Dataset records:
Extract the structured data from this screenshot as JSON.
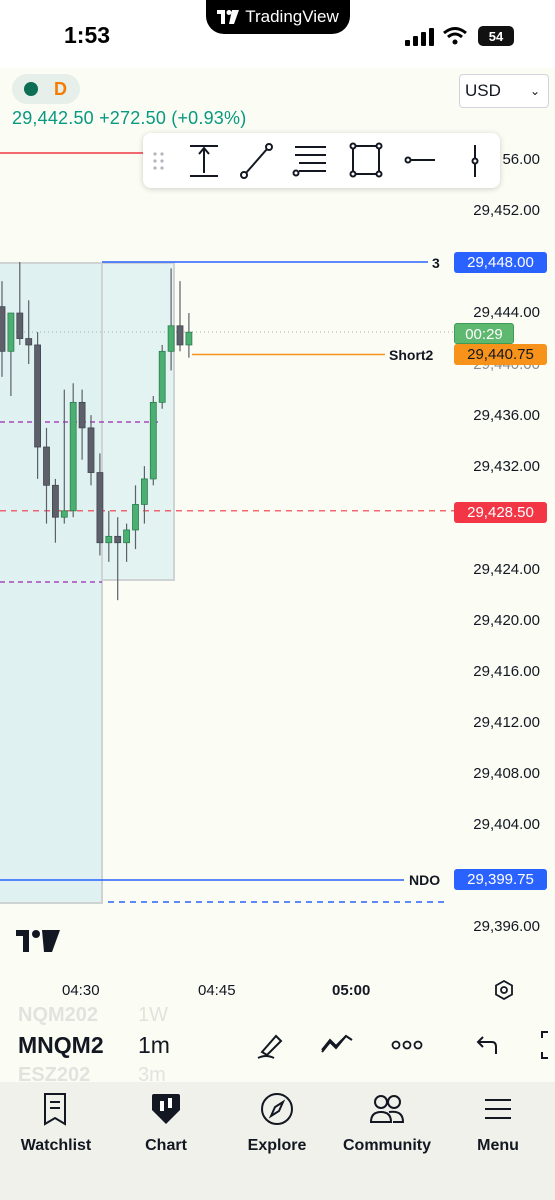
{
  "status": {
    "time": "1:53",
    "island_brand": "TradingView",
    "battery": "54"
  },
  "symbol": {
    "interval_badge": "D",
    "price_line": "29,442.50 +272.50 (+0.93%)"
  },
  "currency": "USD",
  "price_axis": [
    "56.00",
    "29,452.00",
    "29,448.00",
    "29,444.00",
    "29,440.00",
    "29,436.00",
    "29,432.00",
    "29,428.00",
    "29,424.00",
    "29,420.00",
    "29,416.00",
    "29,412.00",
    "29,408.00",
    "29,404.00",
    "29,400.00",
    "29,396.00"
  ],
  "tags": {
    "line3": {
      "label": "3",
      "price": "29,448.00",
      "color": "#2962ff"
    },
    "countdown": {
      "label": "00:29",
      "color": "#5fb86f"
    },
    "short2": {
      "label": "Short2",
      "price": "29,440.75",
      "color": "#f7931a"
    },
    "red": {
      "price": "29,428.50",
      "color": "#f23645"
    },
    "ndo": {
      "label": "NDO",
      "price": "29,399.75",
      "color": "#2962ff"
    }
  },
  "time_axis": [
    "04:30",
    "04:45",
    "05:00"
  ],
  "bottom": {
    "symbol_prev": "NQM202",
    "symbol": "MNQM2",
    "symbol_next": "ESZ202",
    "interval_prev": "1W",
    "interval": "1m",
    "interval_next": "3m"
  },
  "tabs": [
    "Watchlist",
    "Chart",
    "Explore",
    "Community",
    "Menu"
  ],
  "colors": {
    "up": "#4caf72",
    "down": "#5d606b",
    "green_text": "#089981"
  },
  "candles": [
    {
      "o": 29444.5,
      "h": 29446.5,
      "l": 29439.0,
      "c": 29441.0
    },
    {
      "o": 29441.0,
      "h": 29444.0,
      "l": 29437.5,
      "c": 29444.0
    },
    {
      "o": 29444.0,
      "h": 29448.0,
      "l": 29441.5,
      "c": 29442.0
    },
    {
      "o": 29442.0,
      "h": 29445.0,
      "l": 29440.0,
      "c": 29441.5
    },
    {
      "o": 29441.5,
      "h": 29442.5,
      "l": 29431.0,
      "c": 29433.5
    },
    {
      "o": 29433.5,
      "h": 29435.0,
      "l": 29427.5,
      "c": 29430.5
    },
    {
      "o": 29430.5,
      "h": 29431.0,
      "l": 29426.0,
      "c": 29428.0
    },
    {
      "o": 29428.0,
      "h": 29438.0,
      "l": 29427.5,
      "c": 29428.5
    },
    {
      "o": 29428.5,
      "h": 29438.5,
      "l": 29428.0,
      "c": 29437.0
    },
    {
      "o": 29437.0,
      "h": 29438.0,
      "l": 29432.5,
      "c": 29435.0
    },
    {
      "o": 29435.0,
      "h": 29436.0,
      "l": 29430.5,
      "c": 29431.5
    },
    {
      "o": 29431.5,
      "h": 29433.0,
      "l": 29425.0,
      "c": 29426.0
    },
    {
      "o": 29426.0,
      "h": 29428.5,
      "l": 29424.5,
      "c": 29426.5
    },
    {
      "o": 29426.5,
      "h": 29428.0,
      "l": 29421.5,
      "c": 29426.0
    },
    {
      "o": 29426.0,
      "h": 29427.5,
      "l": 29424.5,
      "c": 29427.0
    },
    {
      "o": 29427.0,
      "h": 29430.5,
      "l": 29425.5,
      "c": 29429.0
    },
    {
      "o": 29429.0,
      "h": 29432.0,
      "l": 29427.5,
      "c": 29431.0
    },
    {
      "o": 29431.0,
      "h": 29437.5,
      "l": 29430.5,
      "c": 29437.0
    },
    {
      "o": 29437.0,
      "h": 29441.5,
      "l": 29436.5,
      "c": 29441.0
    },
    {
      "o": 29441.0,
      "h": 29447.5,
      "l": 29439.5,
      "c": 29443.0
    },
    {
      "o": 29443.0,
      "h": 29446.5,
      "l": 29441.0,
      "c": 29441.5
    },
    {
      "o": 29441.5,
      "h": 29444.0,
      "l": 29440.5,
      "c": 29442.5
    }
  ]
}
--
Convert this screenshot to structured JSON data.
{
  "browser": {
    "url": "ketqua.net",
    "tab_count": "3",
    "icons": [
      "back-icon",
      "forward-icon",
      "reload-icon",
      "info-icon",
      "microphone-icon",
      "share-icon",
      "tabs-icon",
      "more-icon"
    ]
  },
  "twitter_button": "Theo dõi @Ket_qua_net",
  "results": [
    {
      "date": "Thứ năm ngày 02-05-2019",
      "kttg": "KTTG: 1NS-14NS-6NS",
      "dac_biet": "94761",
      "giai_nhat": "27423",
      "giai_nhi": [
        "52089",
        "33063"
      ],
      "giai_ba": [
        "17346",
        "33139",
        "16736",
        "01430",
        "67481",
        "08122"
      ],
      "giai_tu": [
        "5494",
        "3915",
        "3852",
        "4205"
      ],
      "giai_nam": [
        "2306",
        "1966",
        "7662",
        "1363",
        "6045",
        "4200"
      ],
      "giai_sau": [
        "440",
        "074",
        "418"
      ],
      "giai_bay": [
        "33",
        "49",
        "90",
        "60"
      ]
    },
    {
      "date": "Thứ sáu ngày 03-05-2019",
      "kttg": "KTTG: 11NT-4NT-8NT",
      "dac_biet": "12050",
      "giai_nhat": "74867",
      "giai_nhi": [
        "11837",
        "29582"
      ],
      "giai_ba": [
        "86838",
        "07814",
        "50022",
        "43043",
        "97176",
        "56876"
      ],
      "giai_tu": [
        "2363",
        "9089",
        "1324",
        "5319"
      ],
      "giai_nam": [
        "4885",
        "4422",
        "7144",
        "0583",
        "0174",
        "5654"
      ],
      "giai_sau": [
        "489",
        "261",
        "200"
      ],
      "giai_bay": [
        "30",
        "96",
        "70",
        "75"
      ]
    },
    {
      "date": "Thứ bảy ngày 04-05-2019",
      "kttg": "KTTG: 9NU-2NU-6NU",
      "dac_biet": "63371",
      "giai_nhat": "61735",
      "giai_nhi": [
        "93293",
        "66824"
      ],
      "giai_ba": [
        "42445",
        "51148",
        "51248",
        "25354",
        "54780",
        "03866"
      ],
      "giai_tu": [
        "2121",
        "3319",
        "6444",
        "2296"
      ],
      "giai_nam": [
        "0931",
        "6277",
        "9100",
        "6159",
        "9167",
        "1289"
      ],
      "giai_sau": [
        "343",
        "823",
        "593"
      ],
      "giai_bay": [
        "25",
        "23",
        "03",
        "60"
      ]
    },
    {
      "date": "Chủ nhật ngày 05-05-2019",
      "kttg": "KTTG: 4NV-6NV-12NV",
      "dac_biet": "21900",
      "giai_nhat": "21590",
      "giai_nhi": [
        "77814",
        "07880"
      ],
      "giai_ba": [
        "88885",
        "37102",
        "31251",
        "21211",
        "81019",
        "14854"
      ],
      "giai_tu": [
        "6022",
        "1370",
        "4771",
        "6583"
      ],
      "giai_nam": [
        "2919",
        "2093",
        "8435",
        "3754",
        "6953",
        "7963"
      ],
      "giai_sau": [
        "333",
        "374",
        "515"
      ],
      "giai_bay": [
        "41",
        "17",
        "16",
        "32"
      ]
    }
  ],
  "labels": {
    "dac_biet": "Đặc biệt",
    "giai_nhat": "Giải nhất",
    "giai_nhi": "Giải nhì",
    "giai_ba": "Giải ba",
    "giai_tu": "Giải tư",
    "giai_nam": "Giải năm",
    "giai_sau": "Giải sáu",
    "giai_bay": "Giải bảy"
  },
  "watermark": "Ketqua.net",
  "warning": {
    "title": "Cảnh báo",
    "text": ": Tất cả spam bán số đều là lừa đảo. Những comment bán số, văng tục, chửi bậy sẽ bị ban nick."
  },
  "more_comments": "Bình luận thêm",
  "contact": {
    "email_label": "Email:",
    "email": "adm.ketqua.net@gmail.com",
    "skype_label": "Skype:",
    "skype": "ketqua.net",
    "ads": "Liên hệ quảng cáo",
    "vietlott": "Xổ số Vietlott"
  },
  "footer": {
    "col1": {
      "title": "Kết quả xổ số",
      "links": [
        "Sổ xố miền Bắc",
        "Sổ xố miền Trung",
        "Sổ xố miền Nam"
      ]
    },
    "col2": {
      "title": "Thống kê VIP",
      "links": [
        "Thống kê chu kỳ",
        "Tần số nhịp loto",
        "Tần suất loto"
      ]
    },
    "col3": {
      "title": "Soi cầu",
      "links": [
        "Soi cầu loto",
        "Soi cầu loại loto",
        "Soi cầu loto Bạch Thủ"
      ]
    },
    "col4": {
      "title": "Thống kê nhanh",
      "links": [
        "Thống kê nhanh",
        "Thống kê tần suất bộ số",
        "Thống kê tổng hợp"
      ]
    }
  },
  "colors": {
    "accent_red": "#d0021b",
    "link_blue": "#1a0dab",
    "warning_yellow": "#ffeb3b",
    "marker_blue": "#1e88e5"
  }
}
--
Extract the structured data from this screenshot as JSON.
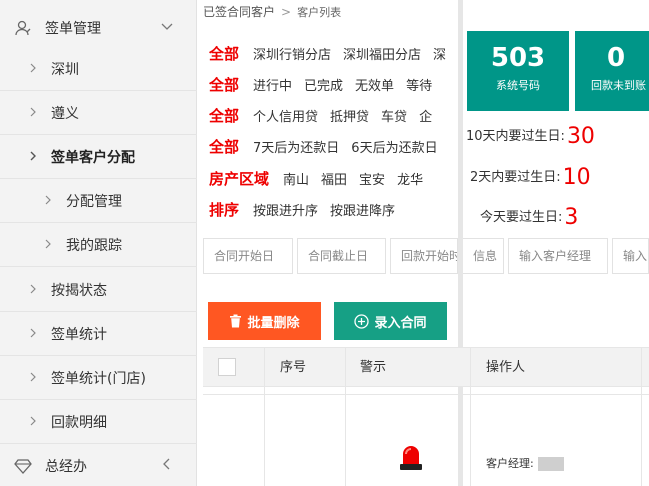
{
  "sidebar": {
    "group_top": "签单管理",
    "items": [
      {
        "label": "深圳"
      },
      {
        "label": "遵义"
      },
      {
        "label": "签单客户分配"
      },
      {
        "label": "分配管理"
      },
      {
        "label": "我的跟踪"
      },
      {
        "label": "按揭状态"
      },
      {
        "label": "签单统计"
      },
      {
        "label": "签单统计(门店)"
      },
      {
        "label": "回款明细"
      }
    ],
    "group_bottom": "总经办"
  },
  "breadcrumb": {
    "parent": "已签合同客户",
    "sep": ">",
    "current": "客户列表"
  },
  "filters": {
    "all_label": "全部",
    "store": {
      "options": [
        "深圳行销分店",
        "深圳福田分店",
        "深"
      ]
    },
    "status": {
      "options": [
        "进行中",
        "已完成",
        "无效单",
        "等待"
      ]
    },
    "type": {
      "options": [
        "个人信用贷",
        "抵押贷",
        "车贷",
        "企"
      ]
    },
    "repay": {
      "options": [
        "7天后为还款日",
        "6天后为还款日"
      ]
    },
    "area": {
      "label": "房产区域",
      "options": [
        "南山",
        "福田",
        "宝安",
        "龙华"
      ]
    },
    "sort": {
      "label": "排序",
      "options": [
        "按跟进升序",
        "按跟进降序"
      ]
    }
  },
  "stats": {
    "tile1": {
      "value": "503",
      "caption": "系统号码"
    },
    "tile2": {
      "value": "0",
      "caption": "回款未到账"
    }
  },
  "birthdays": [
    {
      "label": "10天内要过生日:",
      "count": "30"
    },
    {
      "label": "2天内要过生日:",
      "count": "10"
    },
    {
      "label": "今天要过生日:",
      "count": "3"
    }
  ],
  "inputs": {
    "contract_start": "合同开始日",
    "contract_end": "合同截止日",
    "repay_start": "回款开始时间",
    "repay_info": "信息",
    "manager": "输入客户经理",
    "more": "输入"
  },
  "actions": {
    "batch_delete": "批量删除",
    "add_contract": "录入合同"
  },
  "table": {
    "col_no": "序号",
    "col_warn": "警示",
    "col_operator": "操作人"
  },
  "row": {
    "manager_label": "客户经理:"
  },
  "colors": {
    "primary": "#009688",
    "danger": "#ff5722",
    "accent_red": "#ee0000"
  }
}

> _Instructions to follow_
Search the records for the string "date" and return every line in which it occurs.

> _Written response_
      "date": "Thứ năm ngày 02-05-2019",
      "date": "Thứ sáu ngày 03-05-2019",
      "date": "Thứ bảy ngày 04-05-2019",
      "date": "Chủ nhật ngày 05-05-2019",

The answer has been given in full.